> TASK PROMPT:
Starting at the line that holds "Decode this image", copy every line exactly through the end of the data, and no others.

> DATASET:
►

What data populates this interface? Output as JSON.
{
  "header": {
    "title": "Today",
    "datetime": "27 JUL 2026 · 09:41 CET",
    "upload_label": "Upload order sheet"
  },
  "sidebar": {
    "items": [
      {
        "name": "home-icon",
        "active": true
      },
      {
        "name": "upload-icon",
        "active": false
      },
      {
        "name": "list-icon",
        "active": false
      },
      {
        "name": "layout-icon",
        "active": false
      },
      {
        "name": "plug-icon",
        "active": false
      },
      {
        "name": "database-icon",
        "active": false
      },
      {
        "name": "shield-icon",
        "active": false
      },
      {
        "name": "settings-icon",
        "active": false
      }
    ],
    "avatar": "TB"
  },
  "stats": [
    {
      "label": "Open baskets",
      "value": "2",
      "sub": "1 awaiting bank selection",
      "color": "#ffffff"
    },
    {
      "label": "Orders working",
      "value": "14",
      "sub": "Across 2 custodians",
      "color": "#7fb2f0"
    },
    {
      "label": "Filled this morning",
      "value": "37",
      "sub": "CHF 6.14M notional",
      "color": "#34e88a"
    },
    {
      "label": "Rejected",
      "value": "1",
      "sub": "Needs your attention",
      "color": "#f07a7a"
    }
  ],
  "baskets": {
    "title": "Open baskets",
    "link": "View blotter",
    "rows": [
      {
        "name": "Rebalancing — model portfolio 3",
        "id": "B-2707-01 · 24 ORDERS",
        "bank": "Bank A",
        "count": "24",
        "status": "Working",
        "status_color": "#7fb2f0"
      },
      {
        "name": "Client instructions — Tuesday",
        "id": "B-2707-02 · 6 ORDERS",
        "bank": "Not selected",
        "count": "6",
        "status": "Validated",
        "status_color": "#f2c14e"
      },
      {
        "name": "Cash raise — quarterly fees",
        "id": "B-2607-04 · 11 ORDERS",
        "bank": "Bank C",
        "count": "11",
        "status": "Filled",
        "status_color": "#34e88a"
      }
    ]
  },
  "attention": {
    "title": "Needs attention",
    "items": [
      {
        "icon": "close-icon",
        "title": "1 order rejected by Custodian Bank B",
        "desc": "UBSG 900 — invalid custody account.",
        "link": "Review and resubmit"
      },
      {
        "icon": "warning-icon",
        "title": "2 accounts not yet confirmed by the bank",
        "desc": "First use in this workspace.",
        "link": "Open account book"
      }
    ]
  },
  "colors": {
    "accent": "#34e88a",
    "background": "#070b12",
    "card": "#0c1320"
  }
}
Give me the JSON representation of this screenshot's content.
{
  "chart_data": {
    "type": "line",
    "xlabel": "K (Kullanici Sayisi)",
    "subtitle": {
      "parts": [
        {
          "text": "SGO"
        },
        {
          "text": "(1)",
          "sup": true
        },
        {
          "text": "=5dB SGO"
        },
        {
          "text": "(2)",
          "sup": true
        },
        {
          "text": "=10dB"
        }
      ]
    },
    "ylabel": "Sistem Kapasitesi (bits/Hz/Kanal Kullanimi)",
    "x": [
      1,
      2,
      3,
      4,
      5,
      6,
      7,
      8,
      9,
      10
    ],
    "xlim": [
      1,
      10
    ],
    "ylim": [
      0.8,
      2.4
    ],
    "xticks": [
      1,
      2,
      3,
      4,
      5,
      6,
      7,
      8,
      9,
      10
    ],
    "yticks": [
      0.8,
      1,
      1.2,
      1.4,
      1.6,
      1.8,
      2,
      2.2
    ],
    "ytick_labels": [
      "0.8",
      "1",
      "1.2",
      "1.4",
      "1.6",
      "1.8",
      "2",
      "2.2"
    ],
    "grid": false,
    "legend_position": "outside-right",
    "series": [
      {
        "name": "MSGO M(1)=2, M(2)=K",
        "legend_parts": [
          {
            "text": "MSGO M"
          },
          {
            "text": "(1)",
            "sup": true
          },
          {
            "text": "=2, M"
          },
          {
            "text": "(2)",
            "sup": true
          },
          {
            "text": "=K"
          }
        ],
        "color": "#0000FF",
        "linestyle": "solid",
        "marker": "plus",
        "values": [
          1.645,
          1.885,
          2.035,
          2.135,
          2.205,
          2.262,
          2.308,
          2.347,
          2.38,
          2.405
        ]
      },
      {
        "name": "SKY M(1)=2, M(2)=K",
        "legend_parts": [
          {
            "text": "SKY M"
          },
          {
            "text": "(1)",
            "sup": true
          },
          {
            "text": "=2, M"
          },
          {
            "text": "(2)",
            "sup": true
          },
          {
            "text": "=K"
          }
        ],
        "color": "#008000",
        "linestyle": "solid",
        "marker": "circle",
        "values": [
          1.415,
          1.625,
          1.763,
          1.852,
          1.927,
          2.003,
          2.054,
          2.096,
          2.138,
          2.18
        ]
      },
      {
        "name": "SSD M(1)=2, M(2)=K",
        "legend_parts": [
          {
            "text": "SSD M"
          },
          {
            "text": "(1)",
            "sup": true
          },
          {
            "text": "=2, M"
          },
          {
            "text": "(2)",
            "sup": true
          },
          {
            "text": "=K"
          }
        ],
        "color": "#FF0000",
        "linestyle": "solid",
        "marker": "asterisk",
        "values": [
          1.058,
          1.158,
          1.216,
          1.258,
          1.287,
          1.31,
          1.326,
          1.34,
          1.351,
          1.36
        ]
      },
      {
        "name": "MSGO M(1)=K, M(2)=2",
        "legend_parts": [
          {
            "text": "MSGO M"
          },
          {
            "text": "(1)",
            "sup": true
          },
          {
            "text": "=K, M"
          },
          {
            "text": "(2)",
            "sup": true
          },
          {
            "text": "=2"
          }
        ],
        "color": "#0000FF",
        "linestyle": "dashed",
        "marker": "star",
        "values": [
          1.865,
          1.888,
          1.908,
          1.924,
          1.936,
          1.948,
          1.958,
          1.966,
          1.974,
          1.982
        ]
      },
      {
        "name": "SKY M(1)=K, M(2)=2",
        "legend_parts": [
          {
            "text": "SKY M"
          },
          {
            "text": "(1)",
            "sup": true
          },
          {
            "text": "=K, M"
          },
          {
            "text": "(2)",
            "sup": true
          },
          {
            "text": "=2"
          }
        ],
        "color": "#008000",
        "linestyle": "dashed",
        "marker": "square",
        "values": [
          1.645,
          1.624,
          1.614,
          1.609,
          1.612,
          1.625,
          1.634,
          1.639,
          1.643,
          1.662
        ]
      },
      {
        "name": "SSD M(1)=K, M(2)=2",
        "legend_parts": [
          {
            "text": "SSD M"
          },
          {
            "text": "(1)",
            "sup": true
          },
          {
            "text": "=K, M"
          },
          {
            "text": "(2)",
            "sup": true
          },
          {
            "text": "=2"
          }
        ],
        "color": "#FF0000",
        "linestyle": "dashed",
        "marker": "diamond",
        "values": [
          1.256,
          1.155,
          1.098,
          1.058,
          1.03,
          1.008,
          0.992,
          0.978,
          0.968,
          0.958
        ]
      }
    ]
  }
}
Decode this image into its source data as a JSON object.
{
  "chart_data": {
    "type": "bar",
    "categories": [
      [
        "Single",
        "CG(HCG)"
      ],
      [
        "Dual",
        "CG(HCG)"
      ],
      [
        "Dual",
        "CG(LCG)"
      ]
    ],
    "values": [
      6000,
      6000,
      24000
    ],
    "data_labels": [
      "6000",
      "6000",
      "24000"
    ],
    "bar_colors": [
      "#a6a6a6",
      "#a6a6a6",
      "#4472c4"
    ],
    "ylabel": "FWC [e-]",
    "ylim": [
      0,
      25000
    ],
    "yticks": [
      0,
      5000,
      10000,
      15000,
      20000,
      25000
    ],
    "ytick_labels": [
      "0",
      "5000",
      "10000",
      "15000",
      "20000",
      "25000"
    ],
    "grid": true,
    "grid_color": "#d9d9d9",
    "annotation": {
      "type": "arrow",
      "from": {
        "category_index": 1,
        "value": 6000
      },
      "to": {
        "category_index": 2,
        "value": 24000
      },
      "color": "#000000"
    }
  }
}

◄

> SOLUTION FOR THIS PROBLEM:
Decode this image into its source data as a JSON object.
{
  "chart_data": {
    "type": "bar",
    "categories": [
      [
        "Single",
        "CG(HCG)"
      ],
      [
        "Dual",
        "CG(HCG)"
      ],
      [
        "Dual",
        "CG(LCG)"
      ]
    ],
    "values": [
      6000,
      6000,
      24000
    ],
    "data_labels": [
      "6000",
      "6000",
      "24000"
    ],
    "bar_colors": [
      "#a6a6a6",
      "#a6a6a6",
      "#4472c4"
    ],
    "ylabel": "FWC [e-]",
    "ylim": [
      0,
      25000
    ],
    "yticks": [
      0,
      5000,
      10000,
      15000,
      20000,
      25000
    ],
    "ytick_labels": [
      "0",
      "5000",
      "10000",
      "15000",
      "20000",
      "25000"
    ],
    "grid": true,
    "grid_color": "#d9d9d9",
    "annotation": {
      "type": "arrow",
      "from": {
        "category_index": 1,
        "value": 6000
      },
      "to": {
        "category_index": 2,
        "value": 24000
      },
      "color": "#000000"
    }
  }
}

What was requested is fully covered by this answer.